_Do this_. Looking at the listing beneath, work out how many lines hold "恢复控制台" and report only that figure.

_Collected data entries_.
==============================
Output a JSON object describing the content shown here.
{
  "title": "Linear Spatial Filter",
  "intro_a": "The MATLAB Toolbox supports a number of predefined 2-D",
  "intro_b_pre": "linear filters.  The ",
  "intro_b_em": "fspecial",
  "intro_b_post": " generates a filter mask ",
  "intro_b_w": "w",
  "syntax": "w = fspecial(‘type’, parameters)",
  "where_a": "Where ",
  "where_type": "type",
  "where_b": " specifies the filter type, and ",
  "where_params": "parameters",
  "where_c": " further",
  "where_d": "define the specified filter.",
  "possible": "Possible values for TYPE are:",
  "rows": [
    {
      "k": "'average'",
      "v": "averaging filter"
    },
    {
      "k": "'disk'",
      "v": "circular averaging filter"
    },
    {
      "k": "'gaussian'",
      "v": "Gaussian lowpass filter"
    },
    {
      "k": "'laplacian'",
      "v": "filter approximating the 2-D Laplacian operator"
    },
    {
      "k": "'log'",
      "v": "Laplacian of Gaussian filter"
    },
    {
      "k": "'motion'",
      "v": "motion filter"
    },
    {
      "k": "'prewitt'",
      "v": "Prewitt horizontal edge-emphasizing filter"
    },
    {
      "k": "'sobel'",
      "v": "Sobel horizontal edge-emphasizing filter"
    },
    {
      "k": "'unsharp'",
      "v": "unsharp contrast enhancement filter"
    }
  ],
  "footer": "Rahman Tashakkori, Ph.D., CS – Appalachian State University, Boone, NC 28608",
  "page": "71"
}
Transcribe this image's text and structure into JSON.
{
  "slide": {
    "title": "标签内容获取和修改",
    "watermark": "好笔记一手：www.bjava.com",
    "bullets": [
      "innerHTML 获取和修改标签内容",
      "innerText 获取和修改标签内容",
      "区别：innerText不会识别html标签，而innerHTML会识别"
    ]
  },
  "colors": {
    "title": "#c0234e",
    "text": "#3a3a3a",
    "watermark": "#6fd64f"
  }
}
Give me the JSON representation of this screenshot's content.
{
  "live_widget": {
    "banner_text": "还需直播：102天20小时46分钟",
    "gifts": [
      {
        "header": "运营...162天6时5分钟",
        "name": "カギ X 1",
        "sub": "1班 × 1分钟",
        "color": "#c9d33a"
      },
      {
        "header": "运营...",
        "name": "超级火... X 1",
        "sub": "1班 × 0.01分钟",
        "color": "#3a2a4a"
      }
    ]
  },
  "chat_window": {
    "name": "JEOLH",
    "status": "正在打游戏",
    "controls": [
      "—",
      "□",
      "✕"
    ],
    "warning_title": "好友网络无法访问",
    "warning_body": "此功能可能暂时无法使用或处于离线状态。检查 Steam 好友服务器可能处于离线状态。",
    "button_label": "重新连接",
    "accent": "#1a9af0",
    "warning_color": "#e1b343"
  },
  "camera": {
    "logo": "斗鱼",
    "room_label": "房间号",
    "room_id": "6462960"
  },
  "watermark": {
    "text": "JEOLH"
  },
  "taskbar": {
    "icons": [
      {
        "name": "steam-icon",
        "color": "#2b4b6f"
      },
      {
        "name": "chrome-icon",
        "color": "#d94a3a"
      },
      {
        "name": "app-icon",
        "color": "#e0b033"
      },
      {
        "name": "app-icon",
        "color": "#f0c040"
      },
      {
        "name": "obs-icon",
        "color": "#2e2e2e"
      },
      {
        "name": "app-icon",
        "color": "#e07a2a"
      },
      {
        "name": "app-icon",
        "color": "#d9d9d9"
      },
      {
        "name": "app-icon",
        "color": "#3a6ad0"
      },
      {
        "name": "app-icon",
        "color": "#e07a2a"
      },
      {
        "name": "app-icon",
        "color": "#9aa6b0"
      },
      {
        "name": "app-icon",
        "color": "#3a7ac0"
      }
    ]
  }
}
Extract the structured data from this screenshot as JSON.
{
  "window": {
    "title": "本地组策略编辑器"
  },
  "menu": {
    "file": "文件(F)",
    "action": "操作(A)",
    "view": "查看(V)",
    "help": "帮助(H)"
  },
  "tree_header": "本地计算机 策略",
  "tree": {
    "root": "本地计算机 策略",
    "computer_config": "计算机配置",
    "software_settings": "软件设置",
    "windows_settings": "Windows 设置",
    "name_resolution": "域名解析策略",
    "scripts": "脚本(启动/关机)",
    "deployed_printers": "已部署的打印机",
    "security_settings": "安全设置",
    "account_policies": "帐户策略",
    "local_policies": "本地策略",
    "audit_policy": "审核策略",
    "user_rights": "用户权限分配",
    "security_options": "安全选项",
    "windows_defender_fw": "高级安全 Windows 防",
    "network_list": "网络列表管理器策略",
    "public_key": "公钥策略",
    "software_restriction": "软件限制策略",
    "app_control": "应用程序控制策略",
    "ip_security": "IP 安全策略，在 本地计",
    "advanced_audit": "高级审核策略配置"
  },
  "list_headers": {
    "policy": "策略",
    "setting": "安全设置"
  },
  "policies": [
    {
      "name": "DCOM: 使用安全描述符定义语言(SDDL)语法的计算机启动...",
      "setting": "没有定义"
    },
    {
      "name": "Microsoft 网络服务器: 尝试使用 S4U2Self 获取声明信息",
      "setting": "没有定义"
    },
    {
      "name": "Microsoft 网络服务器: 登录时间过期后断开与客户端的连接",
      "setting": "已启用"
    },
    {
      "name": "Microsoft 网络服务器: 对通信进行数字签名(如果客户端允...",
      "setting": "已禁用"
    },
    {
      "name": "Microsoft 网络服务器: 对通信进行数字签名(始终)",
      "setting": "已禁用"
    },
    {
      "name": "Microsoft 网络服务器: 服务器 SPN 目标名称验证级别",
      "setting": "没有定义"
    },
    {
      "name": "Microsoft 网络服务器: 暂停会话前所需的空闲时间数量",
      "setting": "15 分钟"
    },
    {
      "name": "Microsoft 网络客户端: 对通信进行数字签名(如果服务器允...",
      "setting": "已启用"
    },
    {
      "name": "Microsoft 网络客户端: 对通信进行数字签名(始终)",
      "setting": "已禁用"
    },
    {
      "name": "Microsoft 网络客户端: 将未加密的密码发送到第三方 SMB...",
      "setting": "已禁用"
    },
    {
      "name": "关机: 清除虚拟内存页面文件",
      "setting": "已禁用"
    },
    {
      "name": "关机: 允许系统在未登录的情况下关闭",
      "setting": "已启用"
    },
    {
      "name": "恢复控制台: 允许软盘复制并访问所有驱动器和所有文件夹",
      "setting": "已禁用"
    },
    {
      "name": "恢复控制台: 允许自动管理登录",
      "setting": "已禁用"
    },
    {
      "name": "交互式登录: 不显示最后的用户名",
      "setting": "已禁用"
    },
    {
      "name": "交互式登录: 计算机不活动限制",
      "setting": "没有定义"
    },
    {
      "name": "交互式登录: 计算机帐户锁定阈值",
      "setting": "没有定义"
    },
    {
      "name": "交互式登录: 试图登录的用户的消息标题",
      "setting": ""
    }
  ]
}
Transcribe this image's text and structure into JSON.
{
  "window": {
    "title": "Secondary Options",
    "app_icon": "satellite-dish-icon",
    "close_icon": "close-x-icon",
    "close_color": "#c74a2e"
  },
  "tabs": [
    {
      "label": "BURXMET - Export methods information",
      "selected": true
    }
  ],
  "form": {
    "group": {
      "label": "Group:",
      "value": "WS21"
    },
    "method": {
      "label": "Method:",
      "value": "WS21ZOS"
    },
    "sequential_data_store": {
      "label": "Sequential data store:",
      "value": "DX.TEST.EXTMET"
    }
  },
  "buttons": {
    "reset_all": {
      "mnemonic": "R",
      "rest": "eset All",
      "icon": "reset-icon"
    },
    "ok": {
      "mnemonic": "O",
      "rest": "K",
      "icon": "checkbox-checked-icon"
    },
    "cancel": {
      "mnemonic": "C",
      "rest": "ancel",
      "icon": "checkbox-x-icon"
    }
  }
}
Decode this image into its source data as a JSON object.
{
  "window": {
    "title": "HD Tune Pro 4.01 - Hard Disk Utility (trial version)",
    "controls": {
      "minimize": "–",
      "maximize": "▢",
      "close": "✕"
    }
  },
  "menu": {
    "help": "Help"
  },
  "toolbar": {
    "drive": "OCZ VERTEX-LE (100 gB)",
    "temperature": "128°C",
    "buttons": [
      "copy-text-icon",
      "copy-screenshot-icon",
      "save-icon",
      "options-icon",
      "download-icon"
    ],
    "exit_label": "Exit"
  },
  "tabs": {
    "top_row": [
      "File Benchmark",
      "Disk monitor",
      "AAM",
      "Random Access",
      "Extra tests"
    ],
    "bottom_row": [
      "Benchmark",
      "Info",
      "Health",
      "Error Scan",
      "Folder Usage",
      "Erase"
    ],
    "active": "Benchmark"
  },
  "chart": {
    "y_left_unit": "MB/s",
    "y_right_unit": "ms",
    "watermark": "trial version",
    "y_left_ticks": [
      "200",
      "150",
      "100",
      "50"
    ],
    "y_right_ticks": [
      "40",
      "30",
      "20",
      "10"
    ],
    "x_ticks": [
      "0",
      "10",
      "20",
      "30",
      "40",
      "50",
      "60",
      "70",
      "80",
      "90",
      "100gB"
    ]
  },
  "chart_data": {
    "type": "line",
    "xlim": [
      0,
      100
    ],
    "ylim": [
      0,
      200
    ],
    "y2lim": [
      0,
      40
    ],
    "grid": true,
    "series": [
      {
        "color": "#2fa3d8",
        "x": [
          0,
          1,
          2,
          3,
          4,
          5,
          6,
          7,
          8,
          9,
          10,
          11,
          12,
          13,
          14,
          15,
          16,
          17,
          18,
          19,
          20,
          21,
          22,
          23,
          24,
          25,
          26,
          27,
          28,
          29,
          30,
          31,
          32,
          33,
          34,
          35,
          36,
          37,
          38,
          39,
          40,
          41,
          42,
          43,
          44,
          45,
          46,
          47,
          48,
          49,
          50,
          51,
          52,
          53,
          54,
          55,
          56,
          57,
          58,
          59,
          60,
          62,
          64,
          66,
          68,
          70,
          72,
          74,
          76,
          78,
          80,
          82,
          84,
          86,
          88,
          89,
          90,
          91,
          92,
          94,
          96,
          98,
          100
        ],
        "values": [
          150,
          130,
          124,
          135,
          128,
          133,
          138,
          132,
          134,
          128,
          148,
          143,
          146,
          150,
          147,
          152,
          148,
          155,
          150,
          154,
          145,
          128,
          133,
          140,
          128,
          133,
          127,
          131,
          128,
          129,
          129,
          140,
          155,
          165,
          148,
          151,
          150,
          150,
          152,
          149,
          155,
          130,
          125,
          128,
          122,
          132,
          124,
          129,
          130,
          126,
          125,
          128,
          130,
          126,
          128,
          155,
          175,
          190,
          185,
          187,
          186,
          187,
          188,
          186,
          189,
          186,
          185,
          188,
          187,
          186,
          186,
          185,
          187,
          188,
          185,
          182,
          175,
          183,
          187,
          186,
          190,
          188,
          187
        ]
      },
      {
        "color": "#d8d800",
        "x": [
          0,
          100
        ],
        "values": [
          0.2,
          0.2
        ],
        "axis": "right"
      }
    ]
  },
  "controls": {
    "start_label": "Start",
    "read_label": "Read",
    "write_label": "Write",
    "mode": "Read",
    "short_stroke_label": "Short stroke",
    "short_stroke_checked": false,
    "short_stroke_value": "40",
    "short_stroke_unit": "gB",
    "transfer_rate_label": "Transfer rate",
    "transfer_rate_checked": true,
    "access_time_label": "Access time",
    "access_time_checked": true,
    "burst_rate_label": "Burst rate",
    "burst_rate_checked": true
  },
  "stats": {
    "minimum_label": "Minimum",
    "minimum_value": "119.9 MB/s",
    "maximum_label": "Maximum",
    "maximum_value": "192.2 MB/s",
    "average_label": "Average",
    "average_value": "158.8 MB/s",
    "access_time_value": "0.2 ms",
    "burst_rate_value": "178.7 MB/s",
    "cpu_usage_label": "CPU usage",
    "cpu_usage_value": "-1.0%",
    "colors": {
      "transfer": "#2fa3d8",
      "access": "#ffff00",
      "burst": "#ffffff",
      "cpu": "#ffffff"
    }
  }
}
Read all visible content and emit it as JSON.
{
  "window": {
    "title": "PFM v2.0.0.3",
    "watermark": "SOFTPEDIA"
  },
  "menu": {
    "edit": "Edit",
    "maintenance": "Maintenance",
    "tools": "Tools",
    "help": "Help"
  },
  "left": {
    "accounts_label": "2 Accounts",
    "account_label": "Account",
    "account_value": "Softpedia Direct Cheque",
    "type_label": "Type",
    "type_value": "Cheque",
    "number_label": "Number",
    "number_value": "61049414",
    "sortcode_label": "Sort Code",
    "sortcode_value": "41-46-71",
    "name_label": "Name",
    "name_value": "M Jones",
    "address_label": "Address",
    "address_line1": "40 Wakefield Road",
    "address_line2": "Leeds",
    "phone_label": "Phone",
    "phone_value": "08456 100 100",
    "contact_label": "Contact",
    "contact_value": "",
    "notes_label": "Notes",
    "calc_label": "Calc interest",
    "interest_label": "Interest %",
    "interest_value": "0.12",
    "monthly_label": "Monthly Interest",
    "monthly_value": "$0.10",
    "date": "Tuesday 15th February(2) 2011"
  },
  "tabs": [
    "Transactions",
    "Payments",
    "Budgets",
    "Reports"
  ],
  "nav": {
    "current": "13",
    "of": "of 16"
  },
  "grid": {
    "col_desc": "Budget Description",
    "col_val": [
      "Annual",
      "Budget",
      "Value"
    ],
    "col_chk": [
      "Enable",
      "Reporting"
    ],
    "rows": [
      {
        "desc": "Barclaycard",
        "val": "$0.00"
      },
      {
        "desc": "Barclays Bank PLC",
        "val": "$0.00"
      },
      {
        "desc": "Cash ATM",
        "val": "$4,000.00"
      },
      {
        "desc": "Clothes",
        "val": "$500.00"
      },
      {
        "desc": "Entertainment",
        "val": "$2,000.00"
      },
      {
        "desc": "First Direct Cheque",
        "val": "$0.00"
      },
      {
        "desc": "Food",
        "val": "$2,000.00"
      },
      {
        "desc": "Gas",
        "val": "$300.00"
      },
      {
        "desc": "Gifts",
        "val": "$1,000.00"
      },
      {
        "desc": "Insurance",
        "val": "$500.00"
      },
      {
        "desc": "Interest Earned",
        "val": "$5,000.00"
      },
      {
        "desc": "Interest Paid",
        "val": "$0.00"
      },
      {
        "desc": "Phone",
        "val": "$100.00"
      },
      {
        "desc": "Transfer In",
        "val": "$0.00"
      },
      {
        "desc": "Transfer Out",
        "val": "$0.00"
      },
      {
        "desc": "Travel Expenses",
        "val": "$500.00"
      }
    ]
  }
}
==============================
_Output for this exercise_. 2